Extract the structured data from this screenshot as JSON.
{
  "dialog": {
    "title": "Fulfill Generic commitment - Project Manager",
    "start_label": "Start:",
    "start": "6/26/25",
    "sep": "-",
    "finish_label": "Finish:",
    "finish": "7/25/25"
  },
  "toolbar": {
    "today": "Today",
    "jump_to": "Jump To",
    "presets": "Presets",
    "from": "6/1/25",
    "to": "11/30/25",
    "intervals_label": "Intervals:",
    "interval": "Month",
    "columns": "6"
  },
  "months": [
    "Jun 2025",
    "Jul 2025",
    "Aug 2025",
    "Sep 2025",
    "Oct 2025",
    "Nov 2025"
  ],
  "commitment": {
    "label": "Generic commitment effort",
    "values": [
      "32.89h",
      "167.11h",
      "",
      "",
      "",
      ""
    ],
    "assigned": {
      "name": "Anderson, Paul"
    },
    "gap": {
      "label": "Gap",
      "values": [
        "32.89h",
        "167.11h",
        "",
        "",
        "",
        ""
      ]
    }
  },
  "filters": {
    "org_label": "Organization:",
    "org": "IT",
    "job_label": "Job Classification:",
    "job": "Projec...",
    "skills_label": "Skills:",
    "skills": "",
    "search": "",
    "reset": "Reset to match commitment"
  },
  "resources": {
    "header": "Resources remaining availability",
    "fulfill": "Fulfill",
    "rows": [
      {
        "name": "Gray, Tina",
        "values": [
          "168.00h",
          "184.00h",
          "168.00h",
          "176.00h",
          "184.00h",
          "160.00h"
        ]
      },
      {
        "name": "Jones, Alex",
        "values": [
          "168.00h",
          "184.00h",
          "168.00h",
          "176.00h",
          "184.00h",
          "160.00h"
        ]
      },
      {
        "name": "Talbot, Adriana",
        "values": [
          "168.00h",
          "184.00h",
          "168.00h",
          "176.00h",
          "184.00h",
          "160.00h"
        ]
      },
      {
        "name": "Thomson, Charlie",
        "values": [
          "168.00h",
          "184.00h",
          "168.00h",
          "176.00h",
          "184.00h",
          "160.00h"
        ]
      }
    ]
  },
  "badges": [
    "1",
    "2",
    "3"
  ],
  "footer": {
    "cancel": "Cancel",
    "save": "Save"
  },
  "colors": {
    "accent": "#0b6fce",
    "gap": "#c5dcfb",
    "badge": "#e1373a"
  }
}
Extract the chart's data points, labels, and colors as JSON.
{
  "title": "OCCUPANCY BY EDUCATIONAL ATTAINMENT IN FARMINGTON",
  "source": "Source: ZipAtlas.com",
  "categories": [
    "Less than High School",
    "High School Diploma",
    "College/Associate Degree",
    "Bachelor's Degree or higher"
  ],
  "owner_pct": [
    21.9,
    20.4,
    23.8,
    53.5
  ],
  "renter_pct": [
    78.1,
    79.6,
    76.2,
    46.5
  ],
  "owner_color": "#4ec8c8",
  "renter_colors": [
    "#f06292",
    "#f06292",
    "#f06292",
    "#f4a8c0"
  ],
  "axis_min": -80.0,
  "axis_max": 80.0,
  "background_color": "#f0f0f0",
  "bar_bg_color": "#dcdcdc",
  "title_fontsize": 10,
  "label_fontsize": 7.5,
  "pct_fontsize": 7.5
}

□ □ □ □

— Brief —
Using the entries above, return each line in which the word "Extract" occurs.

— Response —
Extract the structured data from this screenshot as JSON.
Extract the chart's data points, labels, and colors as JSON.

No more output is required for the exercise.